═════ Task input ═════
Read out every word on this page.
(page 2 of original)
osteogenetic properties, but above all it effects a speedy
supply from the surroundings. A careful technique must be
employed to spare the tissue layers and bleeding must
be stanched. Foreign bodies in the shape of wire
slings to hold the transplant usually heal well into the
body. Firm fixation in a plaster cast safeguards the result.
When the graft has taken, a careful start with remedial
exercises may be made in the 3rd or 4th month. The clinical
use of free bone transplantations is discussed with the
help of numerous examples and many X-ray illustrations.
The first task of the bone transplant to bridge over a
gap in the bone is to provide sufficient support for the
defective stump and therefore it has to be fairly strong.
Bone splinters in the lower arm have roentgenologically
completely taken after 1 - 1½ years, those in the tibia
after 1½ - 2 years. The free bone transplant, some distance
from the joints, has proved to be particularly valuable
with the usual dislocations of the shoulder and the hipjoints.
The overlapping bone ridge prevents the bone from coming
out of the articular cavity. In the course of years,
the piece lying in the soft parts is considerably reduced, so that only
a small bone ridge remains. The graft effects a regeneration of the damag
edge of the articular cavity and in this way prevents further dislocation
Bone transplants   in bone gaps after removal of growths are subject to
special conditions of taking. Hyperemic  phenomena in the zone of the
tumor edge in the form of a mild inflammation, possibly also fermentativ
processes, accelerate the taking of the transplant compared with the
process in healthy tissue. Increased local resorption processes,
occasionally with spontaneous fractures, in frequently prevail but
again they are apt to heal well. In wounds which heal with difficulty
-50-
═════
Output each record precisely as written.

Read out every word on this page.
(page 2 of original)
osteogenetic properties, but above all it effects a speedy
supply from the surroundings. A careful technique must be
employed to spare the tissue layers and bleeding must
be stanched. Foreign bodies in the shape of wire
slings to hold the transplant usually heal well into the
body. Firm fixation in a plaster cast safeguards the result.
When the graft has taken, a careful start with remedial
exercises may be made in the 3rd or 4th month. The clinical
use of free bone transplantations is discussed with the
help of numerous examples and many X-ray illustrations.
The first task of the bone transplant to bridge over a
gap in the bone is to provide sufficient support for the
defective stump and therefore it has to be fairly strong.
Bone splinters in the lower arm have roentgenologically
completely taken after 1 - 1½ years, those in the tibia
after 1½ - 2 years. The free bone transplant, some distance
from the joints, has proved to be particularly valuable
with the usual dislocations of the shoulder and the hipjoints.
The overlapping bone ridge prevents the bone from coming
out of the articular cavity. In the course of years,
the piece lying in the soft parts is considerably reduced, so that only
a small bone ridge remains. The graft effects a regeneration of the damag
edge of the articular cavity and in this way prevents further dislocation
Bone transplants   in bone gaps after removal of growths are subject to
special conditions of taking. Hyperemic  phenomena in the zone of the
tumor edge in the form of a mild inflammation, possibly also fermentativ
processes, accelerate the taking of the transplant compared with the
process in healthy tissue. Increased local resorption processes,
occasionally with spontaneous fractures, in frequently prevail but
again they are apt to heal well. In wounds which heal with difficulty
-50-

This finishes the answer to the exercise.